- [Written task]:
Tally the lines in these records that hold the string "document", and reply with the number alone.

── Input data ──

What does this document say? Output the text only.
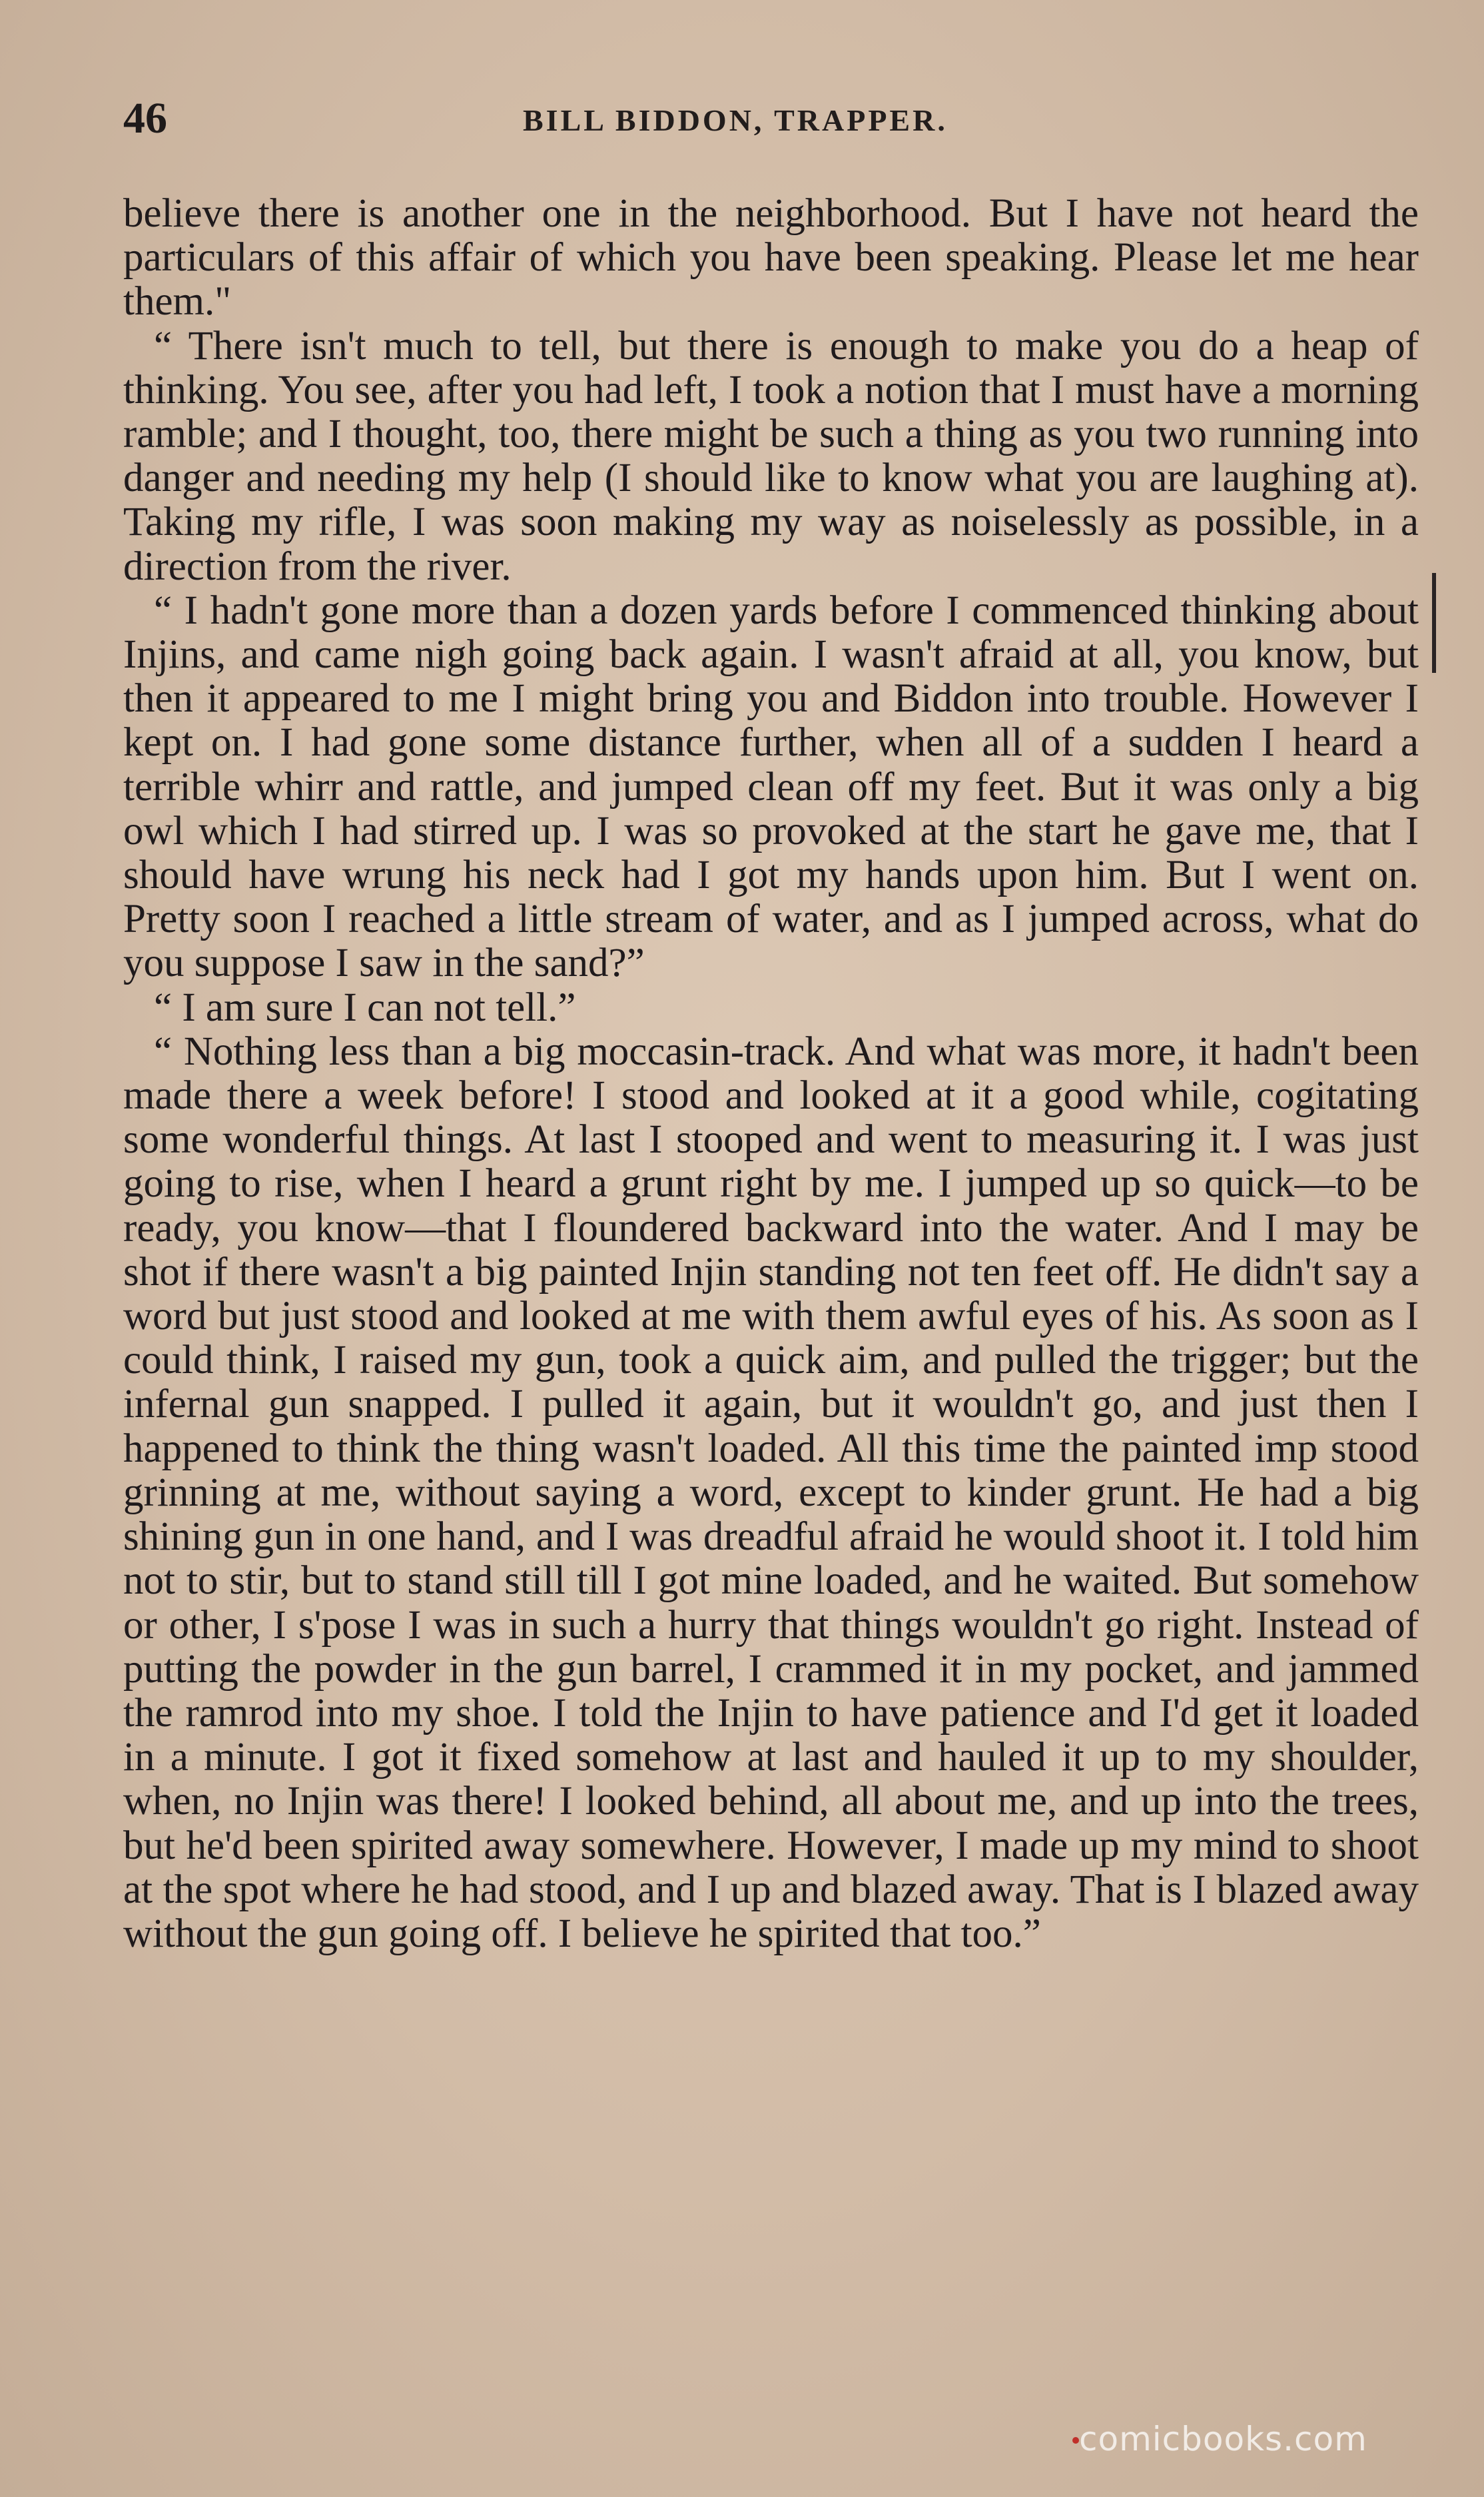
46	BILL BIDDON, TRAPPER.

believe there is another one in the neighborhood. But I have not heard the particulars of this affair of which you have been speaking. Please let me hear them."

“ There isn't much to tell, but there is enough to make you do a heap of thinking. You see, after you had left, I took a notion that I must have a morning ramble; and I thought, too, there might be such a thing as you two running into danger and needing my help (I should like to know what you are laughing at). Taking my rifle, I was soon making my way as noiselessly as possible, in a direction from the river.

“ I hadn't gone more than a dozen yards before I commenced thinking about Injins, and came nigh going back again. I wasn't afraid at all, you know, but then it appeared to me I might bring you and Biddon into trouble. However I kept on. I had gone some distance further, when all of a sudden I heard a terrible whirr and rattle, and jumped clean off my feet. But it was only a big owl which I had stirred up. I was so provoked at the start he gave me, that I should have wrung his neck had I got my hands upon him. But I went on. Pretty soon I reached a little stream of water, and as I jumped across, what do you suppose I saw in the sand?”

“ I am sure I can not tell.”

“ Nothing less than a big moccasin-track. And what was more, it hadn't been made there a week before! I stood and looked at it a good while, cogitating some wonderful things. At last I stooped and went to measuring it. I was just going to rise, when I heard a grunt right by me. I jumped up so quick—to be ready, you know—that I floundered backward into the water. And I may be shot if there wasn't a big painted Injin standing not ten feet off. He didn't say a word but just stood and looked at me with them awful eyes of his. As soon as I could think, I raised my gun, took a quick aim, and pulled the trigger; but the infernal gun snapped. I pulled it again, but it wouldn't go, and just then I happened to think the thing wasn't loaded. All this time the painted imp stood grinning at me, without saying a word, except to kinder grunt. He had a big shining gun in one hand, and I was dreadful afraid he would shoot it. I told him not to stir, but to stand still till I got mine loaded, and he waited. But somehow or other, I s'pose I was in such a hurry that things wouldn't go right. Instead of putting the powder in the gun barrel, I crammed it in my pocket, and jammed the ramrod into my shoe. I told the Injin to have patience and I'd get it loaded in a minute. I got it fixed somehow at last and hauled it up to my shoulder, when, no Injin was there! I looked behind, all about me, and up into the trees, but he'd been spirited away somewhere. However, I made up my mind to shoot at the spot where he had stood, and I up and blazed away. That is I blazed away without the gun going off. I believe he spirited that too.”

comicbooks.com
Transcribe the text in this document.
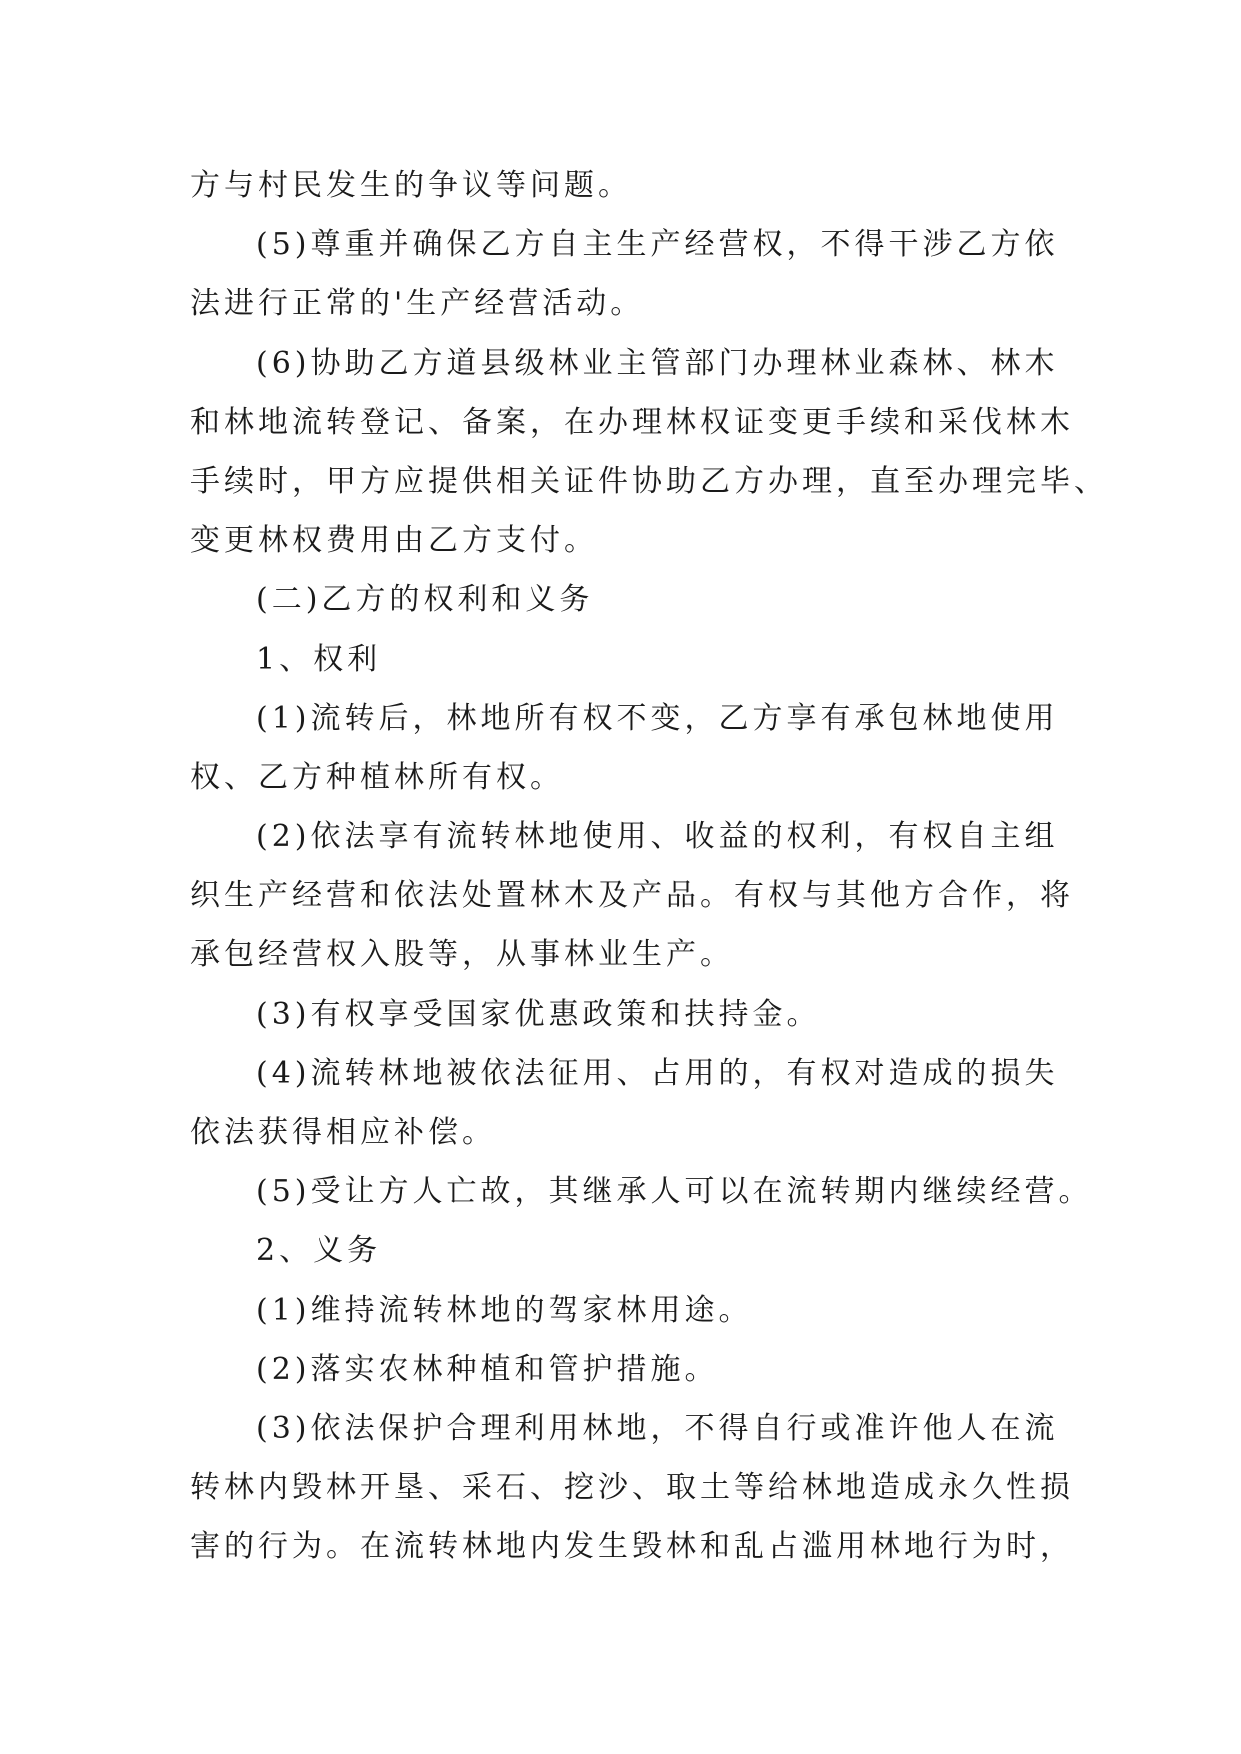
方与村民发生的争议等问题。
(5)尊重并确保乙方自主生产经营权，不得干涉乙方依
法进行正常的'生产经营活动。
(6)协助乙方道县级林业主管部门办理林业森林、林木
和林地流转登记、备案，在办理林权证变更手续和采伐林木
手续时，甲方应提供相关证件协助乙方办理，直至办理完毕、
变更林权费用由乙方支付。
(二)乙方的权利和义务
1、权利
(1)流转后，林地所有权不变，乙方享有承包林地使用
权、乙方种植林所有权。
(2)依法享有流转林地使用、收益的权利，有权自主组
织生产经营和依法处置林木及产品。有权与其他方合作，将
承包经营权入股等，从事林业生产。
(3)有权享受国家优惠政策和扶持金。
(4)流转林地被依法征用、占用的，有权对造成的损失
依法获得相应补偿。
(5)受让方人亡故，其继承人可以在流转期内继续经营。
2、义务
(1)维持流转林地的驾家林用途。
(2)落实农林种植和管护措施。
(3)依法保护合理利用林地，不得自行或准许他人在流
转林内毁林开垦、采石、挖沙、取土等给林地造成永久性损
害的行为。在流转林地内发生毁林和乱占滥用林地行为时，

───

- [Full solution]:
2